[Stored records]
..............................

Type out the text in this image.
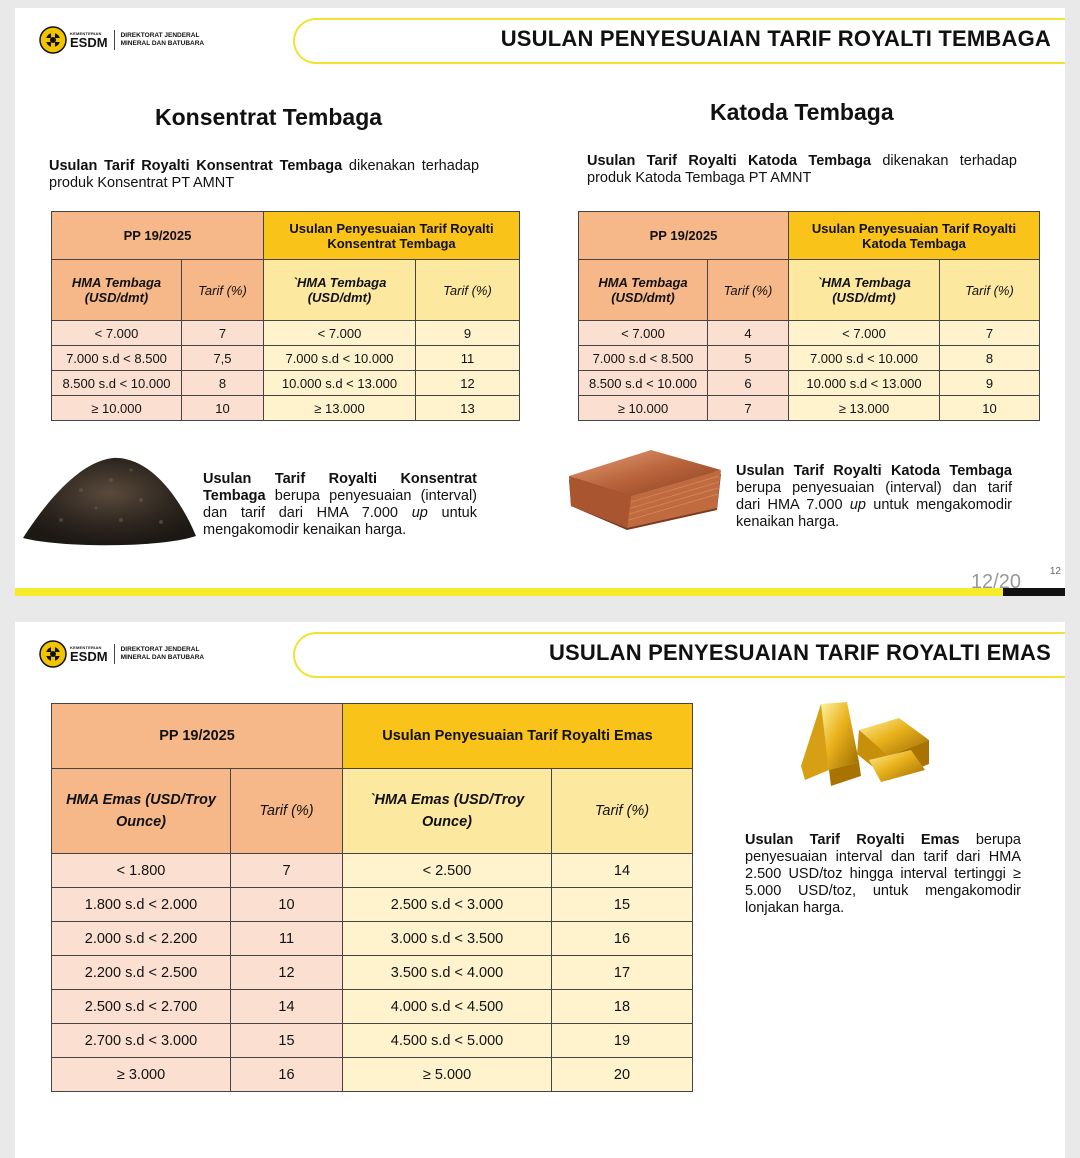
KEMENTERIAN
ESDM DIREKTORAT JENDERAL
MINERAL DAN BATUBARA	USULAN PENYESUAIAN TARIF ROYALTI TEMBAGA
Konsentrat Tembaga	Katoda Tembaga
Usulan Tarif Royalti Konsentrat Tembaga dikenakan terhadap produk Konsentrat PT AMNT
Usulan Tarif Royalti Katoda Tembaga dikenakan terhadap produk Katoda Tembaga PT AMNT
PP 19/2025		Usulan Penyesuaian Tarif Royalti Konsentrat Tembaga	
HMA Tembaga (USD/dmt)	Tarif (%)	`HMA Tembaga (USD/dmt)	Tarif (%)
< 7.000	7	< 7.000	9
7.000 s.d < 8.500	7,5	7.000 s.d < 10.000	11
8.500 s.d < 10.000	8	10.000 s.d < 13.000	12
≥ 10.000	10	≥ 13.000	13
PP 19/2025		Usulan Penyesuaian Tarif Royalti Katoda Tembaga	
HMA Tembaga (USD/dmt)	Tarif (%)	`HMA Tembaga (USD/dmt)	Tarif (%)
< 7.000	4	< 7.000	7
7.000 s.d < 8.500	5	7.000 s.d < 10.000	8
8.500 s.d < 10.000	6	10.000 s.d < 13.000	9
≥ 10.000	7	≥ 13.000	10
Usulan Tarif Royalti Konsentrat Tembaga berupa penyesuaian (interval) dan tarif dari HMA 7.000 up untuk mengakomodir kenaikan harga.
Usulan Tarif Royalti Katoda Tembaga berupa penyesuaian (interval) dan tarif dari HMA 7.000 up untuk mengakomodir kenaikan harga.
12
12/20
KEMENTERIAN
ESDM DIREKTORAT JENDERAL
MINERAL DAN BATUBARA	USULAN PENYESUAIAN TARIF ROYALTI EMAS
PP 19/2025		Usulan Penyesuaian Tarif Royalti Emas	
HMA Emas (USD/Troy Ounce)	Tarif (%)	`HMA Emas (USD/Troy Ounce)	Tarif (%)
< 1.800	7	< 2.500	14
1.800 s.d < 2.000	10	2.500 s.d < 3.000	15
2.000 s.d < 2.200	11	3.000 s.d < 3.500	16
2.200 s.d < 2.500	12	3.500 s.d < 4.000	17
2.500 s.d < 2.700	14	4.000 s.d < 4.500	18
2.700 s.d < 3.000	15	4.500 s.d < 5.000	19
≥ 3.000	16	≥ 5.000	20
Usulan Tarif Royalti Emas berupa penyesuaian interval dan tarif dari HMA 2.500 USD/toz hingga interval tertinggi ≥ 5.000 USD/toz, untuk mengakomodir lonjakan harga.
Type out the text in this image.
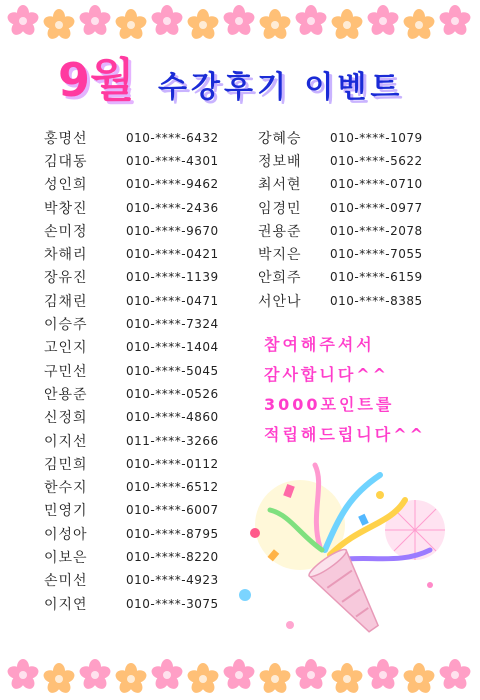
9월 수강후기 이벤트
홍명선	010-****-6432
김대동	010-****-4301
성인희	010-****-9462
박창진	010-****-2436
손미정	010-****-9670
차해리	010-****-0421
장유진	010-****-1139
김채린	010-****-0471
이승주	010-****-7324
고인지	010-****-1404
구민선	010-****-5045
안용준	010-****-0526
신정희	010-****-4860
이지선	011-****-3266
김민희	010-****-0112
한수지	010-****-6512
민영기	010-****-6007
이성아	010-****-8795
이보은	010-****-8220
손미선	010-****-4923
이지연	010-****-3075
강혜승	010-****-1079
정보배	010-****-5622
최서현	010-****-0710
임경민	010-****-0977
권용준	010-****-2078
박지은	010-****-7055
안희주	010-****-6159
서안나	010-****-8385
참여해주셔서
감사합니다^^
3000포인트를
적립해드립니다^^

..............................

* **What is needed**
Repeat the material verbatim. Do not carry over any picture.

* **Full output**
Type out the text in this image.
KEMENTERIAN
ESDM DIREKTORAT JENDERAL
MINERAL DAN BATUBARA	USULAN PENYESUAIAN TARIF ROYALTI TEMBAGA
Konsentrat Tembaga	Katoda Tembaga
Usulan Tarif Royalti Konsentrat Tembaga dikenakan terhadap produk Konsentrat PT AMNT
Usulan Tarif Royalti Katoda Tembaga dikenakan terhadap produk Katoda Tembaga PT AMNT
PP 19/2025		Usulan Penyesuaian Tarif Royalti Konsentrat Tembaga	
HMA Tembaga (USD/dmt)	Tarif (%)	`HMA Tembaga (USD/dmt)	Tarif (%)
< 7.000	7	< 7.000	9
7.000 s.d < 8.500	7,5	7.000 s.d < 10.000	11
8.500 s.d < 10.000	8	10.000 s.d < 13.000	12
≥ 10.000	10	≥ 13.000	13
PP 19/2025		Usulan Penyesuaian Tarif Royalti Katoda Tembaga	
HMA Tembaga (USD/dmt)	Tarif (%)	`HMA Tembaga (USD/dmt)	Tarif (%)
< 7.000	4	< 7.000	7
7.000 s.d < 8.500	5	7.000 s.d < 10.000	8
8.500 s.d < 10.000	6	10.000 s.d < 13.000	9
≥ 10.000	7	≥ 13.000	10
Usulan Tarif Royalti Konsentrat Tembaga berupa penyesuaian (interval) dan tarif dari HMA 7.000 up untuk mengakomodir kenaikan harga.
Usulan Tarif Royalti Katoda Tembaga berupa penyesuaian (interval) dan tarif dari HMA 7.000 up untuk mengakomodir kenaikan harga.
12
12/20
KEMENTERIAN
ESDM DIREKTORAT JENDERAL
MINERAL DAN BATUBARA	USULAN PENYESUAIAN TARIF ROYALTI EMAS
PP 19/2025		Usulan Penyesuaian Tarif Royalti Emas	
HMA Emas (USD/Troy Ounce)	Tarif (%)	`HMA Emas (USD/Troy Ounce)	Tarif (%)
< 1.800	7	< 2.500	14
1.800 s.d < 2.000	10	2.500 s.d < 3.000	15
2.000 s.d < 2.200	11	3.000 s.d < 3.500	16
2.200 s.d < 2.500	12	3.500 s.d < 4.000	17
2.500 s.d < 2.700	14	4.000 s.d < 4.500	18
2.700 s.d < 3.000	15	4.500 s.d < 5.000	19
≥ 3.000	16	≥ 5.000	20
Usulan Tarif Royalti Emas berupa penyesuaian interval dan tarif dari HMA 2.500 USD/toz hingga interval tertinggi ≥ 5.000 USD/toz, untuk mengakomodir lonjakan harga.
Type out the text in this image.
9월 수강후기 이벤트
홍명선	010-****-6432
김대동	010-****-4301
성인희	010-****-9462
박창진	010-****-2436
손미정	010-****-9670
차해리	010-****-0421
장유진	010-****-1139
김채린	010-****-0471
이승주	010-****-7324
고인지	010-****-1404
구민선	010-****-5045
안용준	010-****-0526
신정희	010-****-4860
이지선	011-****-3266
김민희	010-****-0112
한수지	010-****-6512
민영기	010-****-6007
이성아	010-****-8795
이보은	010-****-8220
손미선	010-****-4923
이지연	010-****-3075
강혜승	010-****-1079
정보배	010-****-5622
최서현	010-****-0710
임경민	010-****-0977
권용준	010-****-2078
박지은	010-****-7055
안희주	010-****-6159
서안나	010-****-8385
참여해주셔서
감사합니다^^
3000포인트를
적립해드립니다^^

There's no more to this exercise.